··· MATERIALS PROVIDED

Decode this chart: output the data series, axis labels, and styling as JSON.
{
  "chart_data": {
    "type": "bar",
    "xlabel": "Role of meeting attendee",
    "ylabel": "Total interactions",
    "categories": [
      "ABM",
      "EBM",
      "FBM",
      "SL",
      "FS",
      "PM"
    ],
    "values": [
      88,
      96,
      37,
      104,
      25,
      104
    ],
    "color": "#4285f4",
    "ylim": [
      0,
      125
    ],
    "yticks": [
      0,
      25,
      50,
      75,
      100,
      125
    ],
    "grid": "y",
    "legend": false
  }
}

······

TO DO — Transcribe each entry exactly.

SOLUTION —
Decode this chart: output the data series, axis labels, and styling as JSON.
{
  "chart_data": {
    "type": "bar",
    "xlabel": "Role of meeting attendee",
    "ylabel": "Total interactions",
    "categories": [
      "ABM",
      "EBM",
      "FBM",
      "SL",
      "FS",
      "PM"
    ],
    "values": [
      88,
      96,
      37,
      104,
      25,
      104
    ],
    "color": "#4285f4",
    "ylim": [
      0,
      125
    ],
    "yticks": [
      0,
      25,
      50,
      75,
      100,
      125
    ],
    "grid": "y",
    "legend": false
  }
}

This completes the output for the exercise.